[start SUPPLIED ENTRIES]

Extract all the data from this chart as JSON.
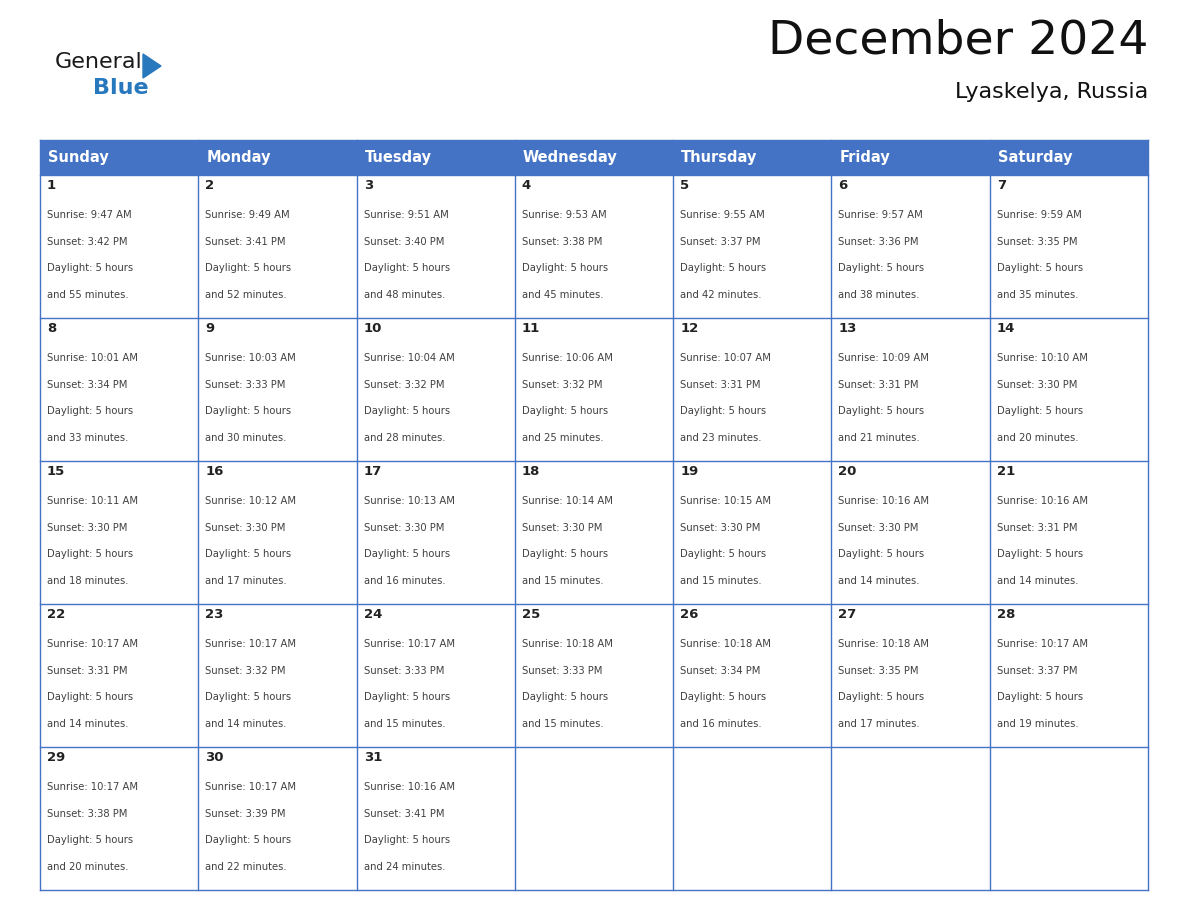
{
  "title": "December 2024",
  "subtitle": "Lyaskelya, Russia",
  "header_color": "#4472C4",
  "header_text_color": "#FFFFFF",
  "day_names": [
    "Sunday",
    "Monday",
    "Tuesday",
    "Wednesday",
    "Thursday",
    "Friday",
    "Saturday"
  ],
  "bg_color": "#FFFFFF",
  "grid_color": "#4472C4",
  "text_color": "#404040",
  "day_num_color": "#222222",
  "days": [
    {
      "day": 1,
      "col": 0,
      "row": 0,
      "sunrise": "9:47 AM",
      "sunset": "3:42 PM",
      "daylight_min": "and 55 minutes."
    },
    {
      "day": 2,
      "col": 1,
      "row": 0,
      "sunrise": "9:49 AM",
      "sunset": "3:41 PM",
      "daylight_min": "and 52 minutes."
    },
    {
      "day": 3,
      "col": 2,
      "row": 0,
      "sunrise": "9:51 AM",
      "sunset": "3:40 PM",
      "daylight_min": "and 48 minutes."
    },
    {
      "day": 4,
      "col": 3,
      "row": 0,
      "sunrise": "9:53 AM",
      "sunset": "3:38 PM",
      "daylight_min": "and 45 minutes."
    },
    {
      "day": 5,
      "col": 4,
      "row": 0,
      "sunrise": "9:55 AM",
      "sunset": "3:37 PM",
      "daylight_min": "and 42 minutes."
    },
    {
      "day": 6,
      "col": 5,
      "row": 0,
      "sunrise": "9:57 AM",
      "sunset": "3:36 PM",
      "daylight_min": "and 38 minutes."
    },
    {
      "day": 7,
      "col": 6,
      "row": 0,
      "sunrise": "9:59 AM",
      "sunset": "3:35 PM",
      "daylight_min": "and 35 minutes."
    },
    {
      "day": 8,
      "col": 0,
      "row": 1,
      "sunrise": "10:01 AM",
      "sunset": "3:34 PM",
      "daylight_min": "and 33 minutes."
    },
    {
      "day": 9,
      "col": 1,
      "row": 1,
      "sunrise": "10:03 AM",
      "sunset": "3:33 PM",
      "daylight_min": "and 30 minutes."
    },
    {
      "day": 10,
      "col": 2,
      "row": 1,
      "sunrise": "10:04 AM",
      "sunset": "3:32 PM",
      "daylight_min": "and 28 minutes."
    },
    {
      "day": 11,
      "col": 3,
      "row": 1,
      "sunrise": "10:06 AM",
      "sunset": "3:32 PM",
      "daylight_min": "and 25 minutes."
    },
    {
      "day": 12,
      "col": 4,
      "row": 1,
      "sunrise": "10:07 AM",
      "sunset": "3:31 PM",
      "daylight_min": "and 23 minutes."
    },
    {
      "day": 13,
      "col": 5,
      "row": 1,
      "sunrise": "10:09 AM",
      "sunset": "3:31 PM",
      "daylight_min": "and 21 minutes."
    },
    {
      "day": 14,
      "col": 6,
      "row": 1,
      "sunrise": "10:10 AM",
      "sunset": "3:30 PM",
      "daylight_min": "and 20 minutes."
    },
    {
      "day": 15,
      "col": 0,
      "row": 2,
      "sunrise": "10:11 AM",
      "sunset": "3:30 PM",
      "daylight_min": "and 18 minutes."
    },
    {
      "day": 16,
      "col": 1,
      "row": 2,
      "sunrise": "10:12 AM",
      "sunset": "3:30 PM",
      "daylight_min": "and 17 minutes."
    },
    {
      "day": 17,
      "col": 2,
      "row": 2,
      "sunrise": "10:13 AM",
      "sunset": "3:30 PM",
      "daylight_min": "and 16 minutes."
    },
    {
      "day": 18,
      "col": 3,
      "row": 2,
      "sunrise": "10:14 AM",
      "sunset": "3:30 PM",
      "daylight_min": "and 15 minutes."
    },
    {
      "day": 19,
      "col": 4,
      "row": 2,
      "sunrise": "10:15 AM",
      "sunset": "3:30 PM",
      "daylight_min": "and 15 minutes."
    },
    {
      "day": 20,
      "col": 5,
      "row": 2,
      "sunrise": "10:16 AM",
      "sunset": "3:30 PM",
      "daylight_min": "and 14 minutes."
    },
    {
      "day": 21,
      "col": 6,
      "row": 2,
      "sunrise": "10:16 AM",
      "sunset": "3:31 PM",
      "daylight_min": "and 14 minutes."
    },
    {
      "day": 22,
      "col": 0,
      "row": 3,
      "sunrise": "10:17 AM",
      "sunset": "3:31 PM",
      "daylight_min": "and 14 minutes."
    },
    {
      "day": 23,
      "col": 1,
      "row": 3,
      "sunrise": "10:17 AM",
      "sunset": "3:32 PM",
      "daylight_min": "and 14 minutes."
    },
    {
      "day": 24,
      "col": 2,
      "row": 3,
      "sunrise": "10:17 AM",
      "sunset": "3:33 PM",
      "daylight_min": "and 15 minutes."
    },
    {
      "day": 25,
      "col": 3,
      "row": 3,
      "sunrise": "10:18 AM",
      "sunset": "3:33 PM",
      "daylight_min": "and 15 minutes."
    },
    {
      "day": 26,
      "col": 4,
      "row": 3,
      "sunrise": "10:18 AM",
      "sunset": "3:34 PM",
      "daylight_min": "and 16 minutes."
    },
    {
      "day": 27,
      "col": 5,
      "row": 3,
      "sunrise": "10:18 AM",
      "sunset": "3:35 PM",
      "daylight_min": "and 17 minutes."
    },
    {
      "day": 28,
      "col": 6,
      "row": 3,
      "sunrise": "10:17 AM",
      "sunset": "3:37 PM",
      "daylight_min": "and 19 minutes."
    },
    {
      "day": 29,
      "col": 0,
      "row": 4,
      "sunrise": "10:17 AM",
      "sunset": "3:38 PM",
      "daylight_min": "and 20 minutes."
    },
    {
      "day": 30,
      "col": 1,
      "row": 4,
      "sunrise": "10:17 AM",
      "sunset": "3:39 PM",
      "daylight_min": "and 22 minutes."
    },
    {
      "day": 31,
      "col": 2,
      "row": 4,
      "sunrise": "10:16 AM",
      "sunset": "3:41 PM",
      "daylight_min": "and 24 minutes."
    }
  ],
  "num_rows": 5,
  "logo_general_color": "#1a1a1a",
  "logo_blue_color": "#2878be",
  "logo_triangle_color": "#2878be"
}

[end SUPPLIED ENTRIES]

• WHAT IS REQUIRED:
Quote all of the entries word for word, omitting any pictures.

• TASK OUTPUT:
Extract all the data from this chart as JSON.
{
  "title": "December 2024",
  "subtitle": "Lyaskelya, Russia",
  "header_color": "#4472C4",
  "header_text_color": "#FFFFFF",
  "day_names": [
    "Sunday",
    "Monday",
    "Tuesday",
    "Wednesday",
    "Thursday",
    "Friday",
    "Saturday"
  ],
  "bg_color": "#FFFFFF",
  "grid_color": "#4472C4",
  "text_color": "#404040",
  "day_num_color": "#222222",
  "days": [
    {
      "day": 1,
      "col": 0,
      "row": 0,
      "sunrise": "9:47 AM",
      "sunset": "3:42 PM",
      "daylight_min": "and 55 minutes."
    },
    {
      "day": 2,
      "col": 1,
      "row": 0,
      "sunrise": "9:49 AM",
      "sunset": "3:41 PM",
      "daylight_min": "and 52 minutes."
    },
    {
      "day": 3,
      "col": 2,
      "row": 0,
      "sunrise": "9:51 AM",
      "sunset": "3:40 PM",
      "daylight_min": "and 48 minutes."
    },
    {
      "day": 4,
      "col": 3,
      "row": 0,
      "sunrise": "9:53 AM",
      "sunset": "3:38 PM",
      "daylight_min": "and 45 minutes."
    },
    {
      "day": 5,
      "col": 4,
      "row": 0,
      "sunrise": "9:55 AM",
      "sunset": "3:37 PM",
      "daylight_min": "and 42 minutes."
    },
    {
      "day": 6,
      "col": 5,
      "row": 0,
      "sunrise": "9:57 AM",
      "sunset": "3:36 PM",
      "daylight_min": "and 38 minutes."
    },
    {
      "day": 7,
      "col": 6,
      "row": 0,
      "sunrise": "9:59 AM",
      "sunset": "3:35 PM",
      "daylight_min": "and 35 minutes."
    },
    {
      "day": 8,
      "col": 0,
      "row": 1,
      "sunrise": "10:01 AM",
      "sunset": "3:34 PM",
      "daylight_min": "and 33 minutes."
    },
    {
      "day": 9,
      "col": 1,
      "row": 1,
      "sunrise": "10:03 AM",
      "sunset": "3:33 PM",
      "daylight_min": "and 30 minutes."
    },
    {
      "day": 10,
      "col": 2,
      "row": 1,
      "sunrise": "10:04 AM",
      "sunset": "3:32 PM",
      "daylight_min": "and 28 minutes."
    },
    {
      "day": 11,
      "col": 3,
      "row": 1,
      "sunrise": "10:06 AM",
      "sunset": "3:32 PM",
      "daylight_min": "and 25 minutes."
    },
    {
      "day": 12,
      "col": 4,
      "row": 1,
      "sunrise": "10:07 AM",
      "sunset": "3:31 PM",
      "daylight_min": "and 23 minutes."
    },
    {
      "day": 13,
      "col": 5,
      "row": 1,
      "sunrise": "10:09 AM",
      "sunset": "3:31 PM",
      "daylight_min": "and 21 minutes."
    },
    {
      "day": 14,
      "col": 6,
      "row": 1,
      "sunrise": "10:10 AM",
      "sunset": "3:30 PM",
      "daylight_min": "and 20 minutes."
    },
    {
      "day": 15,
      "col": 0,
      "row": 2,
      "sunrise": "10:11 AM",
      "sunset": "3:30 PM",
      "daylight_min": "and 18 minutes."
    },
    {
      "day": 16,
      "col": 1,
      "row": 2,
      "sunrise": "10:12 AM",
      "sunset": "3:30 PM",
      "daylight_min": "and 17 minutes."
    },
    {
      "day": 17,
      "col": 2,
      "row": 2,
      "sunrise": "10:13 AM",
      "sunset": "3:30 PM",
      "daylight_min": "and 16 minutes."
    },
    {
      "day": 18,
      "col": 3,
      "row": 2,
      "sunrise": "10:14 AM",
      "sunset": "3:30 PM",
      "daylight_min": "and 15 minutes."
    },
    {
      "day": 19,
      "col": 4,
      "row": 2,
      "sunrise": "10:15 AM",
      "sunset": "3:30 PM",
      "daylight_min": "and 15 minutes."
    },
    {
      "day": 20,
      "col": 5,
      "row": 2,
      "sunrise": "10:16 AM",
      "sunset": "3:30 PM",
      "daylight_min": "and 14 minutes."
    },
    {
      "day": 21,
      "col": 6,
      "row": 2,
      "sunrise": "10:16 AM",
      "sunset": "3:31 PM",
      "daylight_min": "and 14 minutes."
    },
    {
      "day": 22,
      "col": 0,
      "row": 3,
      "sunrise": "10:17 AM",
      "sunset": "3:31 PM",
      "daylight_min": "and 14 minutes."
    },
    {
      "day": 23,
      "col": 1,
      "row": 3,
      "sunrise": "10:17 AM",
      "sunset": "3:32 PM",
      "daylight_min": "and 14 minutes."
    },
    {
      "day": 24,
      "col": 2,
      "row": 3,
      "sunrise": "10:17 AM",
      "sunset": "3:33 PM",
      "daylight_min": "and 15 minutes."
    },
    {
      "day": 25,
      "col": 3,
      "row": 3,
      "sunrise": "10:18 AM",
      "sunset": "3:33 PM",
      "daylight_min": "and 15 minutes."
    },
    {
      "day": 26,
      "col": 4,
      "row": 3,
      "sunrise": "10:18 AM",
      "sunset": "3:34 PM",
      "daylight_min": "and 16 minutes."
    },
    {
      "day": 27,
      "col": 5,
      "row": 3,
      "sunrise": "10:18 AM",
      "sunset": "3:35 PM",
      "daylight_min": "and 17 minutes."
    },
    {
      "day": 28,
      "col": 6,
      "row": 3,
      "sunrise": "10:17 AM",
      "sunset": "3:37 PM",
      "daylight_min": "and 19 minutes."
    },
    {
      "day": 29,
      "col": 0,
      "row": 4,
      "sunrise": "10:17 AM",
      "sunset": "3:38 PM",
      "daylight_min": "and 20 minutes."
    },
    {
      "day": 30,
      "col": 1,
      "row": 4,
      "sunrise": "10:17 AM",
      "sunset": "3:39 PM",
      "daylight_min": "and 22 minutes."
    },
    {
      "day": 31,
      "col": 2,
      "row": 4,
      "sunrise": "10:16 AM",
      "sunset": "3:41 PM",
      "daylight_min": "and 24 minutes."
    }
  ],
  "num_rows": 5,
  "logo_general_color": "#1a1a1a",
  "logo_blue_color": "#2878be",
  "logo_triangle_color": "#2878be"
}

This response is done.